__DIRECTIONS__. Lines from the material below that hold the string "drug" are what is needed; copy each of them.

__EXERCISE INPUTS__.
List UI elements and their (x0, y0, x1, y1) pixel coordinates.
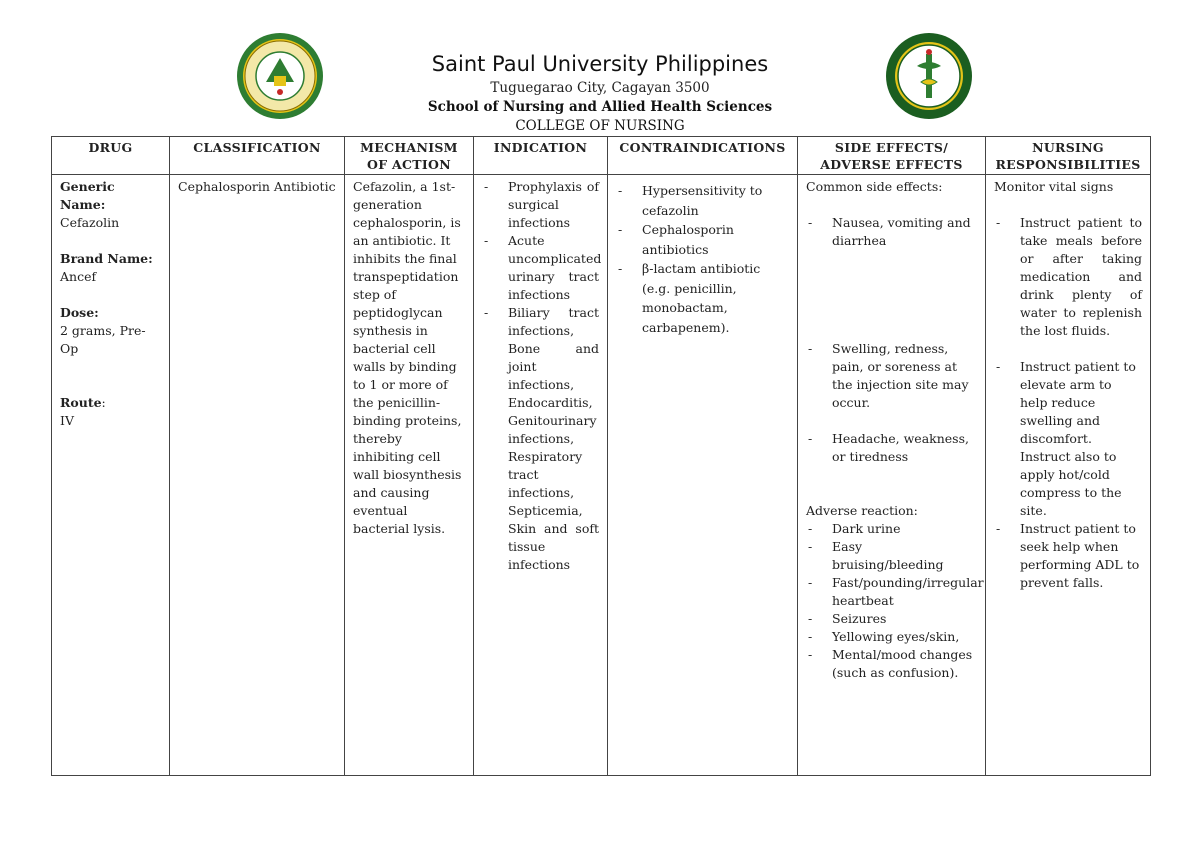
route-value: IV (60, 413, 74, 428)
indication-list (482, 178, 602, 574)
document-header (0, 0, 1200, 136)
column-header-indication: INDICATION (474, 137, 608, 175)
common-side-effects-label: Common side effects: (806, 179, 943, 194)
contraindications-cell (608, 175, 798, 776)
university-address: Tuguegarao City, Cagayan 3500 (490, 80, 710, 96)
mechanism-cell (345, 175, 474, 776)
table-row (52, 175, 1151, 776)
mechanism-text: Cefazolin, a 1st-generation cephalosporin, is an antibiotic. It inhibits the final transpeptidation step of peptidoglycan synthesis in bacterial cell walls by binding to 1 or more of the penicillin-binding proteins, thereby inhibiting cell wall biosynthesis and causing eventual bacterial lysis. (353, 179, 462, 536)
list-item: - Prophylaxis of surgical infections (482, 178, 599, 232)
list-item: - Fast/pounding/irregular heartbeat (806, 574, 977, 610)
list-item: - Headache, weakness, or tiredness (806, 430, 977, 484)
column-header-mechanism: MECHANISM OF ACTION (345, 137, 474, 175)
adverse-reaction-label: Adverse reaction: (806, 503, 918, 518)
classification-cell (170, 175, 345, 776)
generic-name-label: Generic Name: (60, 179, 115, 212)
list-item: - Cephalosporin antibiotics (616, 220, 789, 259)
brand-name-label: Brand Name: (60, 251, 153, 266)
classification-value: Cephalosporin Antibiotic (178, 179, 336, 194)
nursing-responsibilities-cell (986, 175, 1151, 776)
brand-name-value: Ancef (60, 269, 97, 284)
list-item: - Instruct patient to elevate arm to help reduce swelling and discomfort. Instruct also to apply hot/cold compress to the site. (994, 358, 1142, 520)
list-item: - Swelling, redness, pain, or soreness at the injection site may occur. (806, 340, 977, 430)
college-name: COLLEGE OF NURSING (515, 118, 685, 134)
list-item: - Instruct patient to take meals before or after taking medication and drink plenty of water to replenish the lost fluids. (994, 214, 1142, 358)
list-item: - Acute uncomplicated urinary tract infections (482, 232, 599, 304)
dose-value: 2 grams, Pre-Op (60, 323, 146, 356)
side-effects-cell (798, 175, 986, 776)
university-name: Saint Paul University Philippines (431, 52, 769, 76)
column-header-classification: CLASSIFICATION (170, 137, 345, 175)
column-header-nursing-responsibilities: NURSING RESPONSIBILITIES (986, 137, 1151, 175)
list-item: - Nausea, vomiting and diarrhea (806, 214, 977, 340)
monitor-vital-signs-text: Monitor vital signs (994, 179, 1114, 194)
column-header-drug: DRUG (52, 137, 170, 175)
column-header-contraindications: CONTRAINDICATIONS (608, 137, 798, 175)
list-item: - Biliary tract infections, Bone and joint infections, Endocarditis, Genitourinary infections, Respiratory tract infections, Septicemia, Skin and soft tissue infections (482, 304, 599, 574)
list-item: - Hypersensitivity to cefazolin (616, 181, 789, 220)
indication-cell (474, 175, 608, 776)
drug-study-table (51, 136, 1151, 776)
list-item: - Dark urine (806, 520, 977, 538)
column-header-side-effects: SIDE EFFECTS/ ADVERSE EFFECTS (798, 137, 986, 175)
table-header-row (52, 137, 1151, 175)
list-item: - Yellowing eyes/skin, (806, 628, 977, 646)
drug-cell (52, 175, 170, 776)
contraindication-list (616, 181, 789, 337)
school-name: School of Nursing and Allied Health Sciences (427, 99, 773, 115)
list-item: - β-lactam antibiotic (e.g. penicillin, monobactam, carbapenem). (616, 259, 789, 337)
generic-name-value: Cefazolin (60, 215, 120, 230)
route-colon: : (101, 395, 106, 410)
route-label: Route (60, 395, 102, 410)
list-item: - Seizures (806, 610, 977, 628)
list-item: - Instruct patient to seek help when performing ADL to prevent falls. (994, 520, 1142, 592)
common-side-effects-list (806, 214, 977, 484)
nursing-seal-logo (885, 32, 973, 120)
list-item: - Mental/mood changes (such as confusion). (806, 646, 977, 682)
dose-label: Dose: (60, 305, 99, 320)
nursing-responsibilities-list (994, 214, 1142, 592)
list-item: - Easy bruising/bleeding (806, 538, 977, 574)
adverse-reaction-list (806, 520, 984, 682)
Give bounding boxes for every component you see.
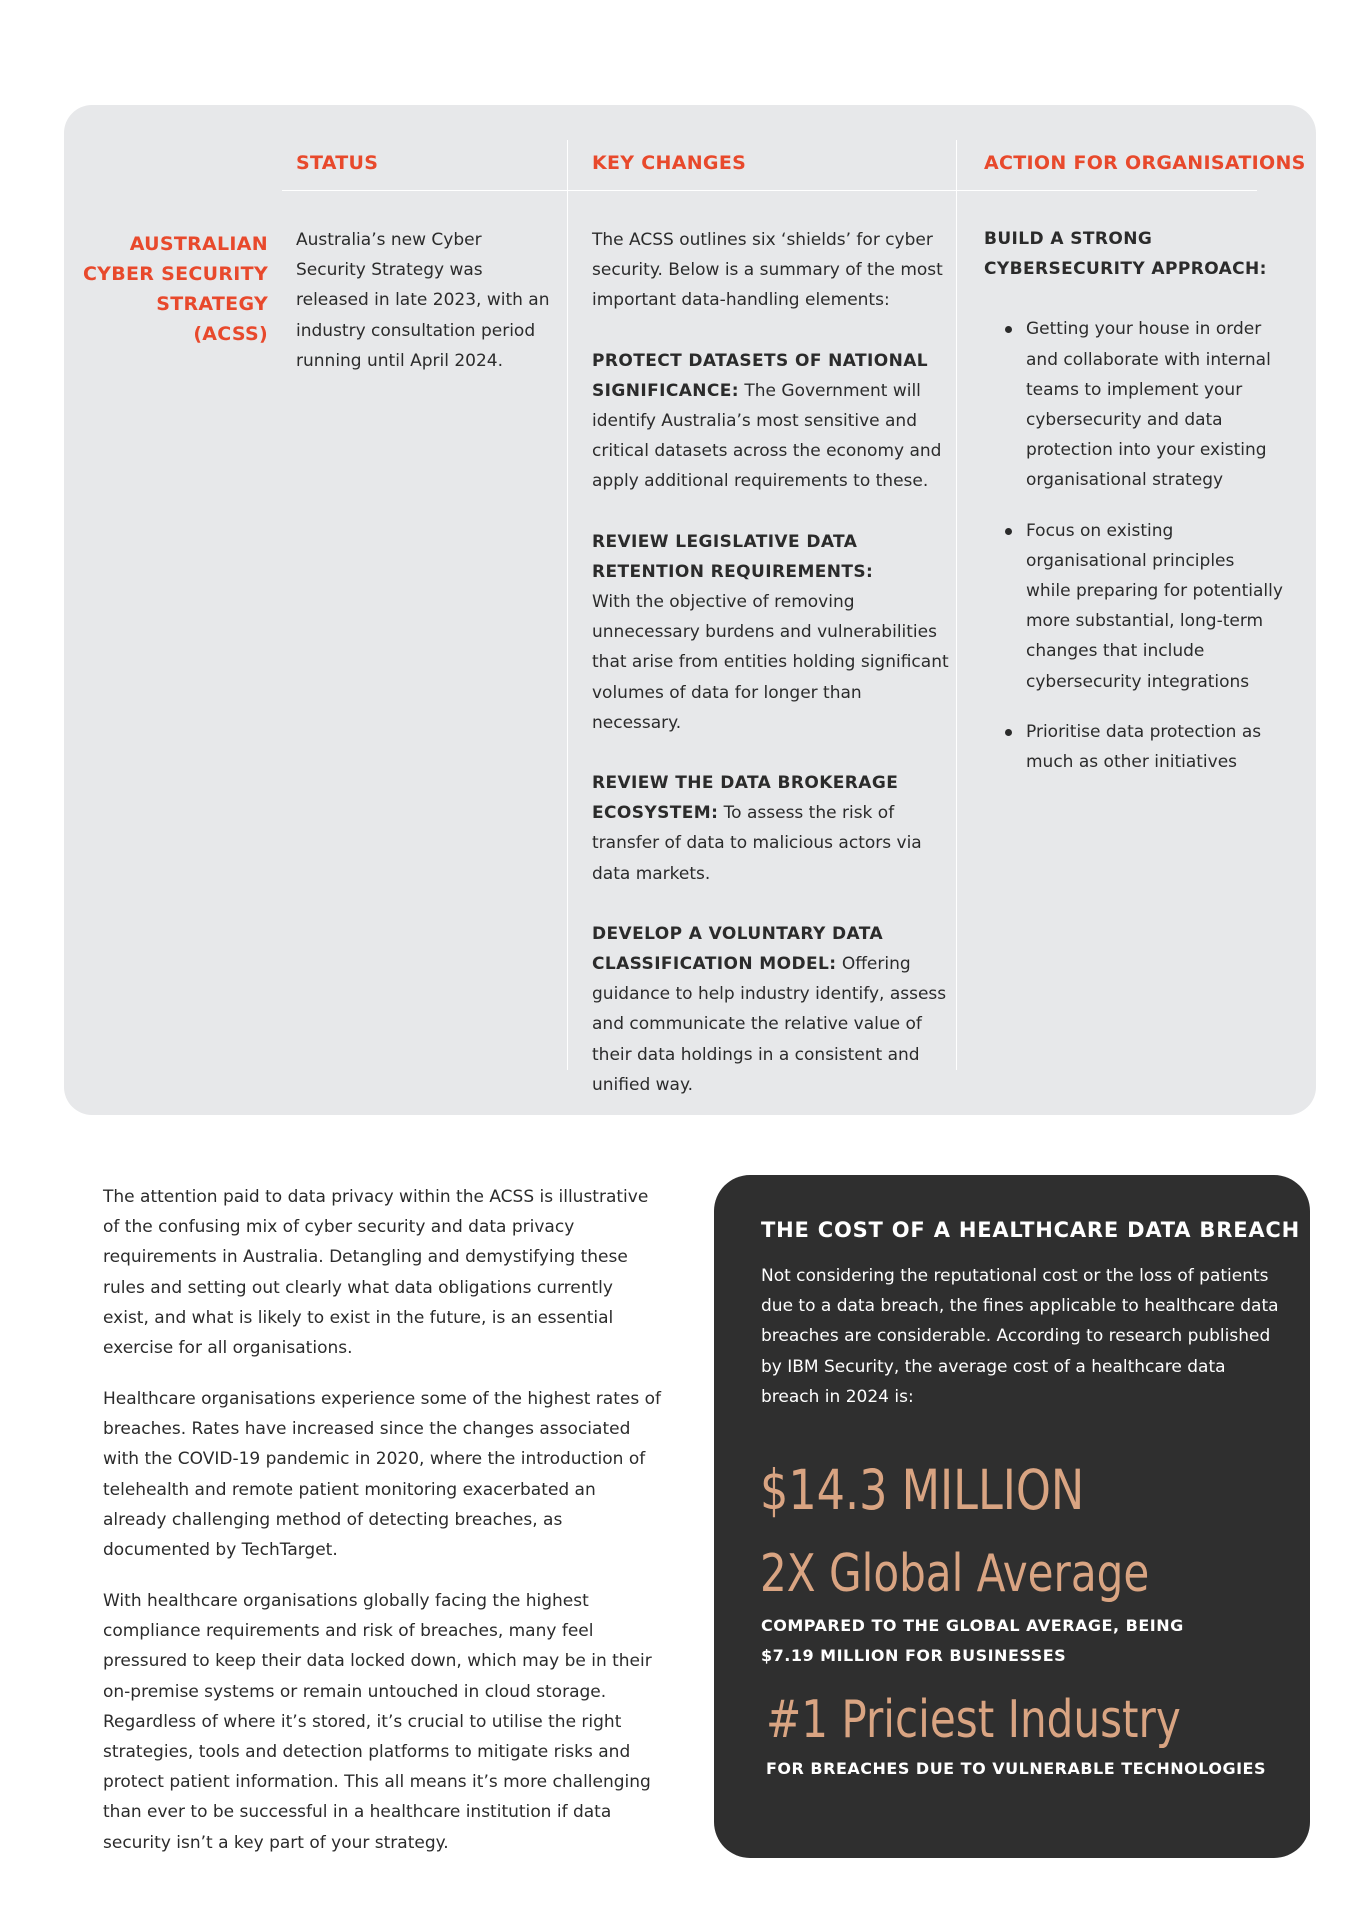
key-change-text: With the objective of removing unnecessary burdens and vulnerabilities that arise from entities holding significant volumes of data for longer than necessary. (592, 592, 949, 733)
bullet-icon (1005, 729, 1012, 736)
body-paragraph: Healthcare organisations experience some of the highest rates of breaches. Rates have increased since the changes associated with the COVID-19 pandemic in 2020, where the introduction of telehealth and remote patient monitoring exacerbated an already challenging method of detecting breaches, as documented by TechTarget. (103, 1389, 661, 1561)
key-change-text: Offering guidance to help industry identify, assess and communicate the relative value of their data holdings in a consistent and unified way. (592, 954, 947, 1095)
list-item (984, 314, 1284, 495)
key-change-item (592, 768, 952, 889)
key-change-heading: PROTECT DATASETS OF NATIONAL SIGNIFICANCE: (592, 350, 929, 401)
key-change-heading: REVIEW LEGISLATIVE DATA RETENTION REQUIREMENTS: (592, 531, 874, 582)
column-divider (956, 140, 957, 1070)
stat-global-average: 2X Global Average (760, 1544, 1150, 1604)
key-change-item (592, 919, 952, 1100)
column-divider (567, 140, 568, 1070)
body-paragraph: The attention paid to data privacy within the ACSS is illustrative of the confusing mix of cyber security and data privacy requirements in Australia. Detangling and demystifying these rules and setting out clearly what data obligations currently exist, and what is likely to exist in the future, is an essential exercise for all organisations. (103, 1187, 649, 1359)
status-column-header: STATUS (296, 152, 379, 174)
body-paragraph: With healthcare organisations globally facing the highest compliance requirements and risk of breaches, many feel pressured to keep their data locked down, which may be in their on-premise systems or remain untouched in cloud storage. Regardless of where it’s stored, it’s crucial to utilise the right strategies, tools and detection platforms to mitigate risks and protect patient information. This all means it’s more challenging than ever to be successful in a healthcare institution if data security isn’t a key part of your strategy. (103, 1591, 652, 1853)
key-change-text: The Government will identify Australia’s most sensitive and critical datasets across the economy and apply additional requirements to these. (592, 380, 942, 492)
action-list (984, 314, 1284, 777)
key-change-item (592, 527, 952, 738)
acss-row-label: AUSTRALIAN CYBER SECURITY STRATEGY (ACSS) (82, 233, 268, 345)
key-change-text: To assess the risk of transfer of data to malicious actors via data markets. (592, 803, 922, 884)
action-text: Getting your house in order and collaborate with internal teams to implement your cybersecurity and data protection into your existing organisational strategy (1026, 319, 1271, 491)
action-heading: BUILD A STRONG CYBERSECURITY APPROACH: (984, 229, 1267, 280)
stat-priciest-industry-caption: FOR BREACHES DUE TO VULNERABLE TECHNOLOGIES (766, 1759, 1266, 1778)
action-column-header: ACTION FOR ORGANISATIONS (984, 152, 1306, 174)
stat-global-average-caption: COMPARED TO THE GLOBAL AVERAGE, BEING $7.19 MILLION FOR BUSINESSES (761, 1616, 1184, 1665)
status-text: Australia’s new Cyber Security Strategy was released in late 2023, with an industry consultation period running until April 2024. (296, 230, 550, 371)
key-change-heading: DEVELOP A VOLUNTARY DATA CLASSIFICATION MODEL: (592, 923, 883, 975)
header-divider (957, 190, 1257, 191)
stat-priciest-industry: #1 Priciest Industry (766, 1690, 1181, 1750)
key-changes-column (592, 225, 952, 1130)
header-divider (282, 190, 567, 191)
list-item (984, 717, 1284, 777)
callout-body: Not considering the reputational cost or the loss of patients due to a data breach, the fines applicable to healthcare data breaches are considerable. According to research published by IBM Security, the average cost of a healthcare data breach in 2024 is: (761, 1266, 1279, 1407)
key-changes-intro: The ACSS outlines six ‘shields’ for cyber security. Below is a summary of the most important data-handling elements: (592, 230, 943, 311)
action-text: Focus on existing organisational principles while preparing for potentially more substantial, long-term changes that include cybersecurity integrations (1026, 520, 1283, 692)
key-changes-column-header: KEY CHANGES (592, 152, 747, 174)
bullet-icon (1005, 528, 1012, 535)
key-change-item (592, 346, 952, 497)
header-divider (568, 190, 956, 191)
bullet-icon (1005, 326, 1012, 333)
action-text: Prioritise data protection as much as other initiatives (1026, 721, 1262, 773)
stat-cost: $14.3 MILLION (760, 1458, 1085, 1522)
actions-column (984, 224, 1284, 797)
list-item (984, 516, 1284, 697)
callout-title: THE COST OF A HEALTHCARE DATA BREACH (761, 1218, 1300, 1242)
key-change-heading: REVIEW THE DATA BROKERAGE ECOSYSTEM: (592, 773, 899, 824)
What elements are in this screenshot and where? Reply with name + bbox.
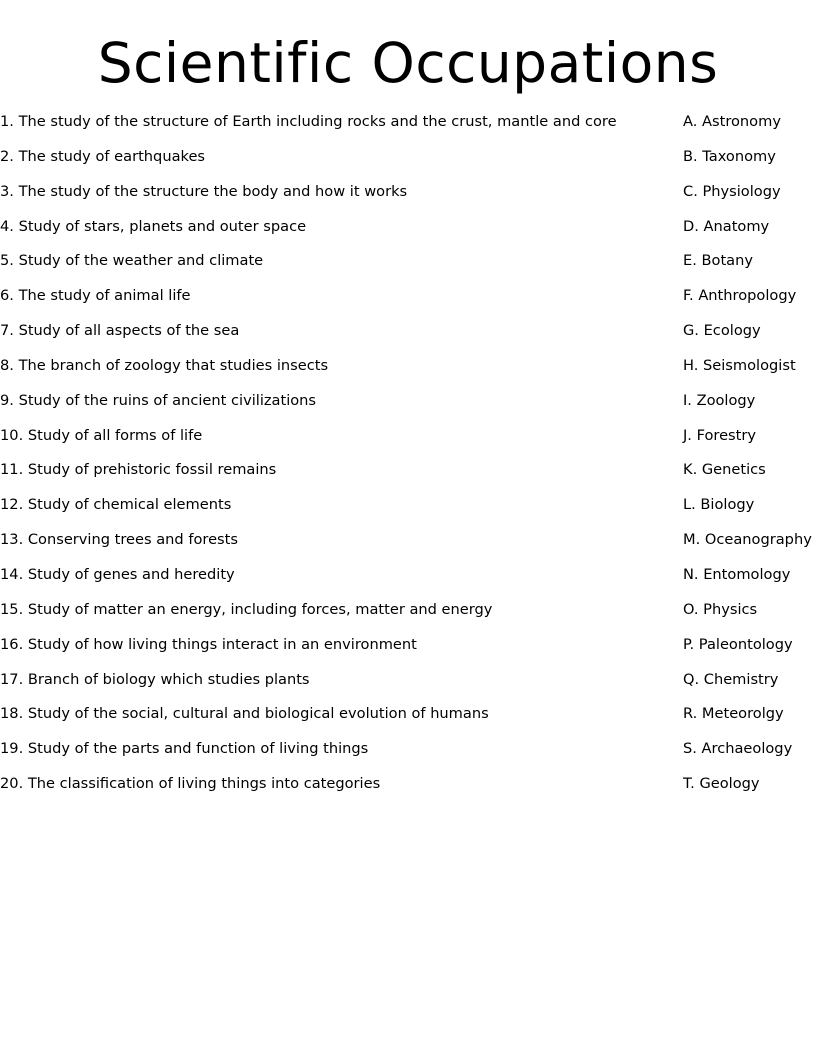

__TASK RESPONSE__.
column-header-drug: DRUG (52, 137, 170, 175)
drug-study-table (51, 136, 1151, 776)
drug-cell (52, 175, 170, 776)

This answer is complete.